No suelo escribir sobre estos temas. Es cierto que en mis opiniones, en las noticias compartidas y en mis círculos más íntimos comparto libremente mi pensamiento, pero la realidad es que no suelo sumergirme tan activamente en muchos temas candentes. Sin embargo creo que es hora de dejar muchas cosas claras, de organizar ideas, no olvidar y sobre todo, exigir. Desde el pasado lunes 25 los periódicos, las calles de EEUU y nuestras redes sociales se han llenado con protestas, peticiones y sobre todo, con retratos de Big Floyd.
George Floyd era un padre de familia, un amante del baloncesto, una persona cariñosa y dulce según sus seres cercanos. Trabajaba como vigilante de seguridad y estaba involucrado en su comunidad. Un hombre normal, como tantos otros que pueblan el mundo. Pero nada de eso importa, porque tenía una característica especial, era negro. Afroamericano, que dirían los correctores políticos.

**Listado**.
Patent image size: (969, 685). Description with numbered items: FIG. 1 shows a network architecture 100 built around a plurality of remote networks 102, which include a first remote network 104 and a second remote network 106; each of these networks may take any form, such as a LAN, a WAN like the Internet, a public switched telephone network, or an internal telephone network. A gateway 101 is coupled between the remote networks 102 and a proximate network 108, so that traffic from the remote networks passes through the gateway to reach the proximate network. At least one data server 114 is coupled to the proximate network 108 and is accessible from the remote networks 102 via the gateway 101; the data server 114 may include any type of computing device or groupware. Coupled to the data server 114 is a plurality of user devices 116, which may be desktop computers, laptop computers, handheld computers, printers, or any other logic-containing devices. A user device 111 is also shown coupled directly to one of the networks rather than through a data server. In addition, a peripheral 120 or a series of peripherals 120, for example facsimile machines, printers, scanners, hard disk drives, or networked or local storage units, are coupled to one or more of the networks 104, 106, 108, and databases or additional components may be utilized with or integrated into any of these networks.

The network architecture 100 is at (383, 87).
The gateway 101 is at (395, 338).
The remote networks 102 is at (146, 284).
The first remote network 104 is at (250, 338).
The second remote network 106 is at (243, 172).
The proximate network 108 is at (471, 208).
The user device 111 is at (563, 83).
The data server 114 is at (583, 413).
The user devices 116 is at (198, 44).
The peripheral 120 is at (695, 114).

**Resuelve lo siguiente**.
A – Según el texto sobre George Floyd, ¿en qué trabajaba él?
B – Actualiza todo el listado cambiando "Description with numbered items" por "Numbered description" y deja lo demás igual.
El texto y el listado son materiales independientes entre sí.

**Resultados esperados**.
A – Trabajaba como vigilante de seguridad.

B –
Patent image size: (969, 685). Numbered description: FIG. 1 shows a network architecture 100 built around a plurality of remote networks 102, which include a first remote network 104 and a second remote network 106; each of these networks may take any form, such as a LAN, a WAN like the Internet, a public switched telephone network, or an internal telephone network. A gateway 101 is coupled between the remote networks 102 and a proximate network 108, so that traffic from the remote networks passes through the gateway to reach the proximate network. At least one data server 114 is coupled to the proximate network 108 and is accessible from the remote networks 102 via the gateway 101; the data server 114 may include any type of computing device or groupware. Coupled to the data server 114 is a plurality of user devices 116, which may be desktop computers, laptop computers, handheld computers, printers, or any other logic-containing devices. A user device 111 is also shown coupled directly to one of the networks rather than through a data server. In addition, a peripheral 120 or a series of peripherals 120, for example facsimile machines, printers, scanners, hard disk drives, or networked or local storage units, are coupled to one or more of the networks 104, 106, 108, and databases or additional components may be utilized with or integrated into any of these networks.

The network architecture 100 is at (383, 87).
The gateway 101 is at (395, 338).
The remote networks 102 is at (146, 284).
The first remote network 104 is at (250, 338).
The second remote network 106 is at (243, 172).
The proximate network 108 is at (471, 208).
The user device 111 is at (563, 83).
The data server 114 is at (583, 413).
The user devices 116 is at (198, 44).
The peripheral 120 is at (695, 114).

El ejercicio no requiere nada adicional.